• **TASK TO COMPLETE**
Copy the records word for word, starting with the line containing "For every button, label, input, icon, or" and going on through the line containing "797, 682, 812]".

'''

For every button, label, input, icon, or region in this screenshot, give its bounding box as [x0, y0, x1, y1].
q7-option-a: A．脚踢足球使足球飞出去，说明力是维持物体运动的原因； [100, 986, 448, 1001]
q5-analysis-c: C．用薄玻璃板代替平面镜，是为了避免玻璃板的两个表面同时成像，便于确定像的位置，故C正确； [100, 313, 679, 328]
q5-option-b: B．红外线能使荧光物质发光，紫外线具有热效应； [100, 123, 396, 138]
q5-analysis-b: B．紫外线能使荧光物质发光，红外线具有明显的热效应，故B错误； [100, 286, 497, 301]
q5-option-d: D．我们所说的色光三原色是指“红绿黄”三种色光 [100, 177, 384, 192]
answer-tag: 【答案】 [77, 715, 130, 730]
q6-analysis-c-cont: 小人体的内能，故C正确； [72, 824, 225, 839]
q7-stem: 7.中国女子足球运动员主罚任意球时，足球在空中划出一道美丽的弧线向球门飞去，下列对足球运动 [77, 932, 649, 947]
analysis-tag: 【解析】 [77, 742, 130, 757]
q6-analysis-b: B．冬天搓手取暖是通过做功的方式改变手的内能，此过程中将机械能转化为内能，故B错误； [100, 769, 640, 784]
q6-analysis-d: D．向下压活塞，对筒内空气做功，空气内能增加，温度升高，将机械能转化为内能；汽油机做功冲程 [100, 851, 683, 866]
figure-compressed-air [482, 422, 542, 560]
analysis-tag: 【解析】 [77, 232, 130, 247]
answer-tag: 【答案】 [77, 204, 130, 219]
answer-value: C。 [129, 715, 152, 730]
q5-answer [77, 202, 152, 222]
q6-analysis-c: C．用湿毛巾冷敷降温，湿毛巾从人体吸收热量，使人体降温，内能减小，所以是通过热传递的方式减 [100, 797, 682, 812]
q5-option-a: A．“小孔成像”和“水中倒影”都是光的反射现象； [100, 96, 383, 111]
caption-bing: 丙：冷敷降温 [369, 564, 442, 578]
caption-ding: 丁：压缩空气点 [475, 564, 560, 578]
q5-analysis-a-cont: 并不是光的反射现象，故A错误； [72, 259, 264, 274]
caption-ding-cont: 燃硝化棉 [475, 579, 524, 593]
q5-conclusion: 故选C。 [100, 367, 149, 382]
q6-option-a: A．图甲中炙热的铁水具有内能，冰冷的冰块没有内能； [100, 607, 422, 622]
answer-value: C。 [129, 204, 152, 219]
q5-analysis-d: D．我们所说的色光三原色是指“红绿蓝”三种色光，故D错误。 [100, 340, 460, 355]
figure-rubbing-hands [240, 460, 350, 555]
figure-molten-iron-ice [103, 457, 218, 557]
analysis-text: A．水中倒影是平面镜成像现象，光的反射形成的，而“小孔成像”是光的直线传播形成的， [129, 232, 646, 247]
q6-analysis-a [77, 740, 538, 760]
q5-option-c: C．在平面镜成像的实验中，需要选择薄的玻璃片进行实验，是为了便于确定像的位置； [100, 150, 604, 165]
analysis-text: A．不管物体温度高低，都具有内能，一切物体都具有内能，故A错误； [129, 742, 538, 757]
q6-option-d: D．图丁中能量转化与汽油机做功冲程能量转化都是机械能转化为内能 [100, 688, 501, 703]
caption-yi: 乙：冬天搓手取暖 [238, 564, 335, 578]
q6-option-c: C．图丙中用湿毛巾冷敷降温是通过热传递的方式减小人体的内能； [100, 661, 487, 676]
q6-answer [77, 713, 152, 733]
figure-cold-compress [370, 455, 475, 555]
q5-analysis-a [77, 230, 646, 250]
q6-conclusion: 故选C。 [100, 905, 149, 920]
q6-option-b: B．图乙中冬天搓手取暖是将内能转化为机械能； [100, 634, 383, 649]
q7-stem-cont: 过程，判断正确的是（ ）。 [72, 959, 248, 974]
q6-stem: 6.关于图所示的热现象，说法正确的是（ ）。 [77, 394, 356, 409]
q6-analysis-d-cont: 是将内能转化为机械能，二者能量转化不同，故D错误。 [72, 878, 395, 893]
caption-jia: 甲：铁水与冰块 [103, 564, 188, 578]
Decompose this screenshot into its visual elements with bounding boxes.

'''
'''

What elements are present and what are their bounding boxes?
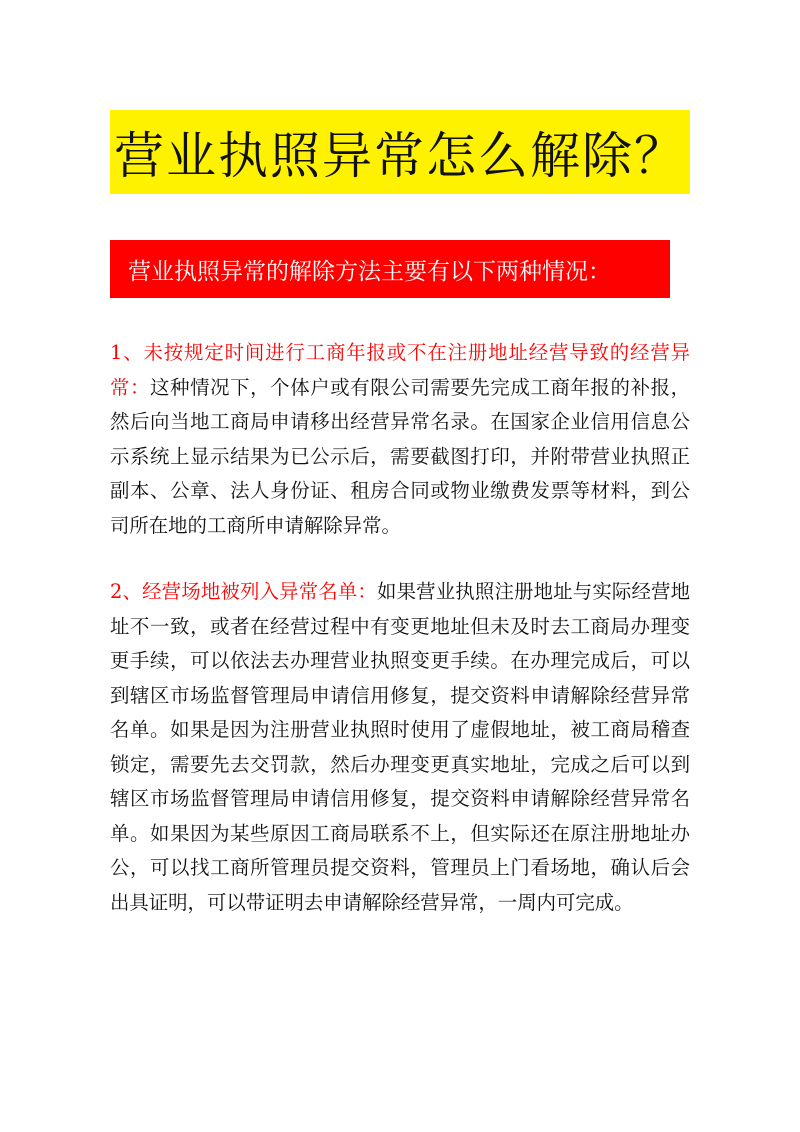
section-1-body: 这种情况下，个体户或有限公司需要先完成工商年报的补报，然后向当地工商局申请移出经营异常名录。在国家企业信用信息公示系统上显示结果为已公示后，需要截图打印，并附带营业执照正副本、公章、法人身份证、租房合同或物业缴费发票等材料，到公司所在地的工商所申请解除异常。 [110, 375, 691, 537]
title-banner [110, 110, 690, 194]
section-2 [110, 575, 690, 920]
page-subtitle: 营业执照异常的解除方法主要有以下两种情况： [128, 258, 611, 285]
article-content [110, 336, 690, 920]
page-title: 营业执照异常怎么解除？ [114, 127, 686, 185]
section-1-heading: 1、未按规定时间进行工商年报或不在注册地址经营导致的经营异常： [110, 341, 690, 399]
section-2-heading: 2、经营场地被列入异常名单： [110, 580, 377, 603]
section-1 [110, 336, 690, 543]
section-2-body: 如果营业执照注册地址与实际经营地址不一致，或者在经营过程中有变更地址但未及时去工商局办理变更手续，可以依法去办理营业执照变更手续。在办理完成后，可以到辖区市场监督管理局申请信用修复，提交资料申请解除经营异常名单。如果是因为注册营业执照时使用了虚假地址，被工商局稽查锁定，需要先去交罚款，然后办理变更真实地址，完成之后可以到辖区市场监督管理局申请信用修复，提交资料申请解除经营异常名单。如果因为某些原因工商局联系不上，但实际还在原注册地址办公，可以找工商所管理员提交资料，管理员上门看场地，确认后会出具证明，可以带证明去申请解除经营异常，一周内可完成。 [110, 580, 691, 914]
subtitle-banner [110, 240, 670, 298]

'''

• **RESPONSE**
For every button, label, input, icon, or region in this screenshot, give its bounding box as [x0, y0, x1, y1].
q7-option-a: A．脚踢足球使足球飞出去，说明力是维持物体运动的原因； [100, 986, 448, 1001]
q5-analysis-c: C．用薄玻璃板代替平面镜，是为了避免玻璃板的两个表面同时成像，便于确定像的位置，故C正确； [100, 313, 679, 328]
q5-option-b: B．红外线能使荧光物质发光，紫外线具有热效应； [100, 123, 396, 138]
q5-analysis-b: B．紫外线能使荧光物质发光，红外线具有明显的热效应，故B错误； [100, 286, 497, 301]
q5-option-d: D．我们所说的色光三原色是指“红绿黄”三种色光 [100, 177, 384, 192]
answer-tag: 【答案】 [77, 715, 130, 730]
q6-analysis-c-cont: 小人体的内能，故C正确； [72, 824, 225, 839]
q7-stem: 7.中国女子足球运动员主罚任意球时，足球在空中划出一道美丽的弧线向球门飞去，下列对足球运动 [77, 932, 649, 947]
analysis-tag: 【解析】 [77, 742, 130, 757]
q6-analysis-b: B．冬天搓手取暖是通过做功的方式改变手的内能，此过程中将机械能转化为内能，故B错误； [100, 769, 640, 784]
q6-analysis-d: D．向下压活塞，对筒内空气做功，空气内能增加，温度升高，将机械能转化为内能；汽油机做功冲程 [100, 851, 683, 866]
figure-compressed-air [482, 422, 542, 560]
analysis-tag: 【解析】 [77, 232, 130, 247]
answer-tag: 【答案】 [77, 204, 130, 219]
answer-value: C。 [129, 715, 152, 730]
q5-answer [77, 202, 152, 222]
q6-analysis-c: C．用湿毛巾冷敷降温，湿毛巾从人体吸收热量，使人体降温，内能减小，所以是通过热传递的方式减 [100, 797, 682, 812]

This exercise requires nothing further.